Items:
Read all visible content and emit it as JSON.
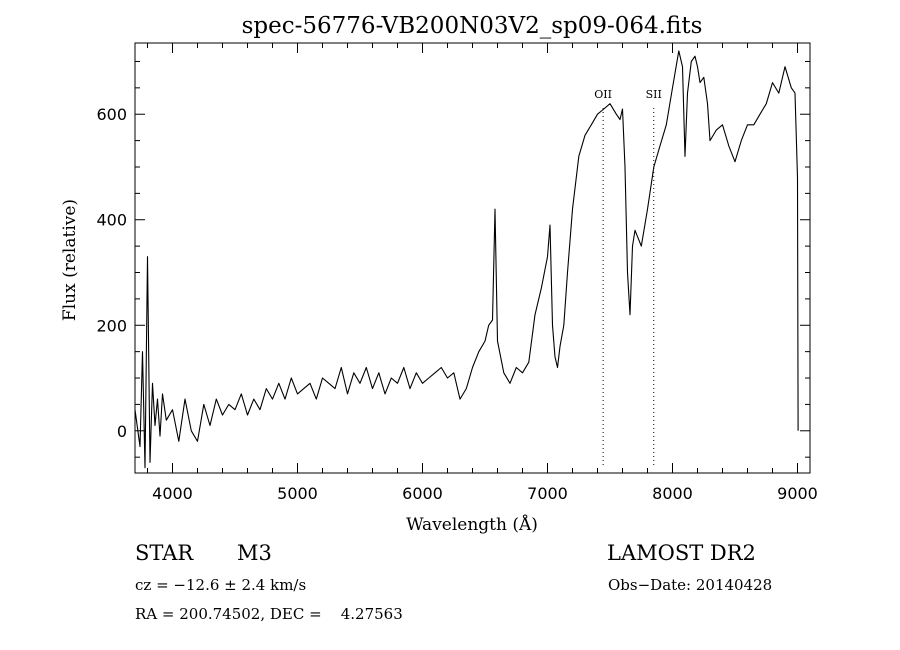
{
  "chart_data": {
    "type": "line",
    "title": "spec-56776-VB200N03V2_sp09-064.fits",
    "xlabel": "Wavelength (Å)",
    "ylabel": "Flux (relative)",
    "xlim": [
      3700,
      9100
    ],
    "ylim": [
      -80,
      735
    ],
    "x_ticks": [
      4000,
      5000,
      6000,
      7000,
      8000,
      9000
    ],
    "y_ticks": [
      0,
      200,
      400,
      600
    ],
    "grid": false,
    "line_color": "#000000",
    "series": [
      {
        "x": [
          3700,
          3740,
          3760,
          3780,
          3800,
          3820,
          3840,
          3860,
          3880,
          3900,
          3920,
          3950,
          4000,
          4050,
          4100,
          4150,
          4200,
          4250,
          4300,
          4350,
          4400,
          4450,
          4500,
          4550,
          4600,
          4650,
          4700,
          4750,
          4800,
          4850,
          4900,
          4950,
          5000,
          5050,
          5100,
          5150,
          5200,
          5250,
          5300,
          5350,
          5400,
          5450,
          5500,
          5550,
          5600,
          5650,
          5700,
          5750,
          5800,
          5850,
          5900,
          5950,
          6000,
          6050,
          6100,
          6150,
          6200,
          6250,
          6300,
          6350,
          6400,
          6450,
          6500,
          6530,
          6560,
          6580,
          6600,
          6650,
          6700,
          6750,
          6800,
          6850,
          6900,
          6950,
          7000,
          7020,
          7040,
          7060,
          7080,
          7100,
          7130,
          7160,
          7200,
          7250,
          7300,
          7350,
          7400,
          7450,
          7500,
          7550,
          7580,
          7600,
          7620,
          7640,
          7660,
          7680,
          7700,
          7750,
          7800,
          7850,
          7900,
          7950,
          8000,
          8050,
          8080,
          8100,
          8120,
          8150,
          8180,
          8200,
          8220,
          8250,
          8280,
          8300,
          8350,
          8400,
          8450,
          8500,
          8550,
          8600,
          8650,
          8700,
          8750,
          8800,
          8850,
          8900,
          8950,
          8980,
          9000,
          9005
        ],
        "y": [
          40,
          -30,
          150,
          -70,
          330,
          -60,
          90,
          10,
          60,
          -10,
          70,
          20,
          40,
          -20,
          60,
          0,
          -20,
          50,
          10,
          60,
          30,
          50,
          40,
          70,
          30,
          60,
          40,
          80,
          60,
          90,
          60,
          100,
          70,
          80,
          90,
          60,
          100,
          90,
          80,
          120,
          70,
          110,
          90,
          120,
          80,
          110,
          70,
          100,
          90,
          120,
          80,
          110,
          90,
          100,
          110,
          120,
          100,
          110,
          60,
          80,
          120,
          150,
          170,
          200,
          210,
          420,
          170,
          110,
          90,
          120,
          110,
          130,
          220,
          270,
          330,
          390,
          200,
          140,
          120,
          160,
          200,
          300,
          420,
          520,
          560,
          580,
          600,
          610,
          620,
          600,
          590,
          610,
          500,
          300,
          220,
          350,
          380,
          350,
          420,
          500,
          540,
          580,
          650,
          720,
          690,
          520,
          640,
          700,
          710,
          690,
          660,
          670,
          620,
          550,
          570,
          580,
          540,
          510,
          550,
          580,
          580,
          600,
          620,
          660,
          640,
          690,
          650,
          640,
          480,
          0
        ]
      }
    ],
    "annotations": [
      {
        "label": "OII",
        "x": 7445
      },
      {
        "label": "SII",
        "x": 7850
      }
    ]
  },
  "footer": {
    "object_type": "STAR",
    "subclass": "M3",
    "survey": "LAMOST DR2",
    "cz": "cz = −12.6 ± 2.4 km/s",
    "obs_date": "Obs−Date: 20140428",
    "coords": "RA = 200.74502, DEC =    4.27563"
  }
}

What to work on:
Every line of the material is to be quoted exactly, with no pictures carried over.

Task output:
Read all visible content and emit it as JSON.
{
  "chart_data": {
    "type": "line",
    "title": "spec-56776-VB200N03V2_sp09-064.fits",
    "xlabel": "Wavelength (Å)",
    "ylabel": "Flux (relative)",
    "xlim": [
      3700,
      9100
    ],
    "ylim": [
      -80,
      735
    ],
    "x_ticks": [
      4000,
      5000,
      6000,
      7000,
      8000,
      9000
    ],
    "y_ticks": [
      0,
      200,
      400,
      600
    ],
    "grid": false,
    "line_color": "#000000",
    "series": [
      {
        "x": [
          3700,
          3740,
          3760,
          3780,
          3800,
          3820,
          3840,
          3860,
          3880,
          3900,
          3920,
          3950,
          4000,
          4050,
          4100,
          4150,
          4200,
          4250,
          4300,
          4350,
          4400,
          4450,
          4500,
          4550,
          4600,
          4650,
          4700,
          4750,
          4800,
          4850,
          4900,
          4950,
          5000,
          5050,
          5100,
          5150,
          5200,
          5250,
          5300,
          5350,
          5400,
          5450,
          5500,
          5550,
          5600,
          5650,
          5700,
          5750,
          5800,
          5850,
          5900,
          5950,
          6000,
          6050,
          6100,
          6150,
          6200,
          6250,
          6300,
          6350,
          6400,
          6450,
          6500,
          6530,
          6560,
          6580,
          6600,
          6650,
          6700,
          6750,
          6800,
          6850,
          6900,
          6950,
          7000,
          7020,
          7040,
          7060,
          7080,
          7100,
          7130,
          7160,
          7200,
          7250,
          7300,
          7350,
          7400,
          7450,
          7500,
          7550,
          7580,
          7600,
          7620,
          7640,
          7660,
          7680,
          7700,
          7750,
          7800,
          7850,
          7900,
          7950,
          8000,
          8050,
          8080,
          8100,
          8120,
          8150,
          8180,
          8200,
          8220,
          8250,
          8280,
          8300,
          8350,
          8400,
          8450,
          8500,
          8550,
          8600,
          8650,
          8700,
          8750,
          8800,
          8850,
          8900,
          8950,
          8980,
          9000,
          9005
        ],
        "y": [
          40,
          -30,
          150,
          -70,
          330,
          -60,
          90,
          10,
          60,
          -10,
          70,
          20,
          40,
          -20,
          60,
          0,
          -20,
          50,
          10,
          60,
          30,
          50,
          40,
          70,
          30,
          60,
          40,
          80,
          60,
          90,
          60,
          100,
          70,
          80,
          90,
          60,
          100,
          90,
          80,
          120,
          70,
          110,
          90,
          120,
          80,
          110,
          70,
          100,
          90,
          120,
          80,
          110,
          90,
          100,
          110,
          120,
          100,
          110,
          60,
          80,
          120,
          150,
          170,
          200,
          210,
          420,
          170,
          110,
          90,
          120,
          110,
          130,
          220,
          270,
          330,
          390,
          200,
          140,
          120,
          160,
          200,
          300,
          420,
          520,
          560,
          580,
          600,
          610,
          620,
          600,
          590,
          610,
          500,
          300,
          220,
          350,
          380,
          350,
          420,
          500,
          540,
          580,
          650,
          720,
          690,
          520,
          640,
          700,
          710,
          690,
          660,
          670,
          620,
          550,
          570,
          580,
          540,
          510,
          550,
          580,
          580,
          600,
          620,
          660,
          640,
          690,
          650,
          640,
          480,
          0
        ]
      }
    ],
    "annotations": [
      {
        "label": "OII",
        "x": 7445
      },
      {
        "label": "SII",
        "x": 7850
      }
    ]
  },
  "footer": {
    "object_type": "STAR",
    "subclass": "M3",
    "survey": "LAMOST DR2",
    "cz": "cz = −12.6 ± 2.4 km/s",
    "obs_date": "Obs−Date: 20140428",
    "coords": "RA = 200.74502, DEC =    4.27563"
  }
}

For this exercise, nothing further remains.